Look through the data and write out every line with the word "values" in it.
## Start RECORD EXTRACTS
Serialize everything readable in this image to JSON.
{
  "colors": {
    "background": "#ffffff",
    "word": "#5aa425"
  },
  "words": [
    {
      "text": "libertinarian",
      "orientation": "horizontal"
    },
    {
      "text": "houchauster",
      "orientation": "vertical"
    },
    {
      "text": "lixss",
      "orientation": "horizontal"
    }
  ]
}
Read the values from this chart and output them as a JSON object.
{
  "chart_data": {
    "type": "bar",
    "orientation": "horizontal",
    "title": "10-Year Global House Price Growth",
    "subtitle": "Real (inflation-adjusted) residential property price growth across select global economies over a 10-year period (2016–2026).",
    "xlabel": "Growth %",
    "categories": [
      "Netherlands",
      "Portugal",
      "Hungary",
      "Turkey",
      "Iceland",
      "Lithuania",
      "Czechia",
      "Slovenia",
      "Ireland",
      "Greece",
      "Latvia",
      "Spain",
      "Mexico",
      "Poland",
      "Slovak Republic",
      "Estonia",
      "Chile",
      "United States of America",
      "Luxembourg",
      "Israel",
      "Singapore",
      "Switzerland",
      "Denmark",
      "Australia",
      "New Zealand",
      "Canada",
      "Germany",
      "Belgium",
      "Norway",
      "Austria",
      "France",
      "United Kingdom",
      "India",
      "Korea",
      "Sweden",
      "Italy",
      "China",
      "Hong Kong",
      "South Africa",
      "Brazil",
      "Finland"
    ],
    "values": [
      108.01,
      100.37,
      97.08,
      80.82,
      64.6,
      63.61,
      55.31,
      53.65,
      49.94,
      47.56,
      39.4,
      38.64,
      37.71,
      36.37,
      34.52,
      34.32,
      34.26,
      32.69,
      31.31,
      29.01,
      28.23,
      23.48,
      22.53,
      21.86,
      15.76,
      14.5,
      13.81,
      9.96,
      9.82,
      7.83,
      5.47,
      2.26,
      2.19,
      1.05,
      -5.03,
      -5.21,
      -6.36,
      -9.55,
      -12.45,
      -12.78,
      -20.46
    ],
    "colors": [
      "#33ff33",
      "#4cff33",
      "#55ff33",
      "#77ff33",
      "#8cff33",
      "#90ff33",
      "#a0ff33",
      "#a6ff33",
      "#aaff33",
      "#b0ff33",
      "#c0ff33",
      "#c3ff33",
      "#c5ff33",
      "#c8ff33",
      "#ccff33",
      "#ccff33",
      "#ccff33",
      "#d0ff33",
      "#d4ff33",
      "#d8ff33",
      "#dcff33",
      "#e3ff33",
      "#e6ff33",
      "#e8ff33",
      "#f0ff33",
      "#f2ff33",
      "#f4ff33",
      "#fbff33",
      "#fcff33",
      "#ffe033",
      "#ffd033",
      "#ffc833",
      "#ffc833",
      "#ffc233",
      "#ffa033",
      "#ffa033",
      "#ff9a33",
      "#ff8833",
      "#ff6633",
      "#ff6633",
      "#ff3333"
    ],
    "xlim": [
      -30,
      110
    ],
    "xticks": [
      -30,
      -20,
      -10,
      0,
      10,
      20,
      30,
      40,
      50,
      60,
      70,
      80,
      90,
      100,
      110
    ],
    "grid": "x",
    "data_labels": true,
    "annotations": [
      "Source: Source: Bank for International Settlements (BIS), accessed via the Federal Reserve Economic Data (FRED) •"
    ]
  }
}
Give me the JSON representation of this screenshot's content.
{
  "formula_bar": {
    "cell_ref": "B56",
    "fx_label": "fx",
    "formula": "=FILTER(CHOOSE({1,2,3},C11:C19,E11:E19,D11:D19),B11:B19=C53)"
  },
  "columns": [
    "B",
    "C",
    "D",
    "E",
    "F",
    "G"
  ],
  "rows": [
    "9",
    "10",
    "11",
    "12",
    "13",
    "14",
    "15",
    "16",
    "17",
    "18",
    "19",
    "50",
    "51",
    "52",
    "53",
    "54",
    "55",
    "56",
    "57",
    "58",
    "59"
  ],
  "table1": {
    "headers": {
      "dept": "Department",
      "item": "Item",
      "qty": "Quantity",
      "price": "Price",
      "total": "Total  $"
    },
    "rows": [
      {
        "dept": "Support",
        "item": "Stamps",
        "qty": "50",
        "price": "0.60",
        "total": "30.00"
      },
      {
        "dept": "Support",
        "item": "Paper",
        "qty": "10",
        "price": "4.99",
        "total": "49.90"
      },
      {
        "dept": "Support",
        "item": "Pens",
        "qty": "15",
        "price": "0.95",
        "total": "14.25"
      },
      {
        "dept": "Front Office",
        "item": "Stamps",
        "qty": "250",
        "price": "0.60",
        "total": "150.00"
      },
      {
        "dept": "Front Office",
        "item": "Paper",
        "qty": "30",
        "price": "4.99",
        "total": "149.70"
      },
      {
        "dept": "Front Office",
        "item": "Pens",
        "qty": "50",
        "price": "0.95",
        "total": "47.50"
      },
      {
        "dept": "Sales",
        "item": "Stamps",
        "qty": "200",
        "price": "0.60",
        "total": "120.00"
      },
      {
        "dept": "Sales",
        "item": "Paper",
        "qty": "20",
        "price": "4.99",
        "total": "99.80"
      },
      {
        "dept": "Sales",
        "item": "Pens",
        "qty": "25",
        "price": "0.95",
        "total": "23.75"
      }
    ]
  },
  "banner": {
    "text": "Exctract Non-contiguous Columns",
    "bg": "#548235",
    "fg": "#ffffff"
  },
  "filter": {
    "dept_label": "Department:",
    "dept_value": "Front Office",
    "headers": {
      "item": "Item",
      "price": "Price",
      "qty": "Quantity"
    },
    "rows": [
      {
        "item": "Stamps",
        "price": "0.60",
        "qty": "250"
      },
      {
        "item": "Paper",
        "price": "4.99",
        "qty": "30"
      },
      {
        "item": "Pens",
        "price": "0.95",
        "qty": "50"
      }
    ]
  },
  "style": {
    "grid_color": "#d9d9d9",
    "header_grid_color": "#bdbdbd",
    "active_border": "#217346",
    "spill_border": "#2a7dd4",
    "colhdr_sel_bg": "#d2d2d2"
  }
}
## End RECORD EXTRACTS
> [ANSWER BELOW]:
Read the values from this chart and output them as a JSON object.
    "values": [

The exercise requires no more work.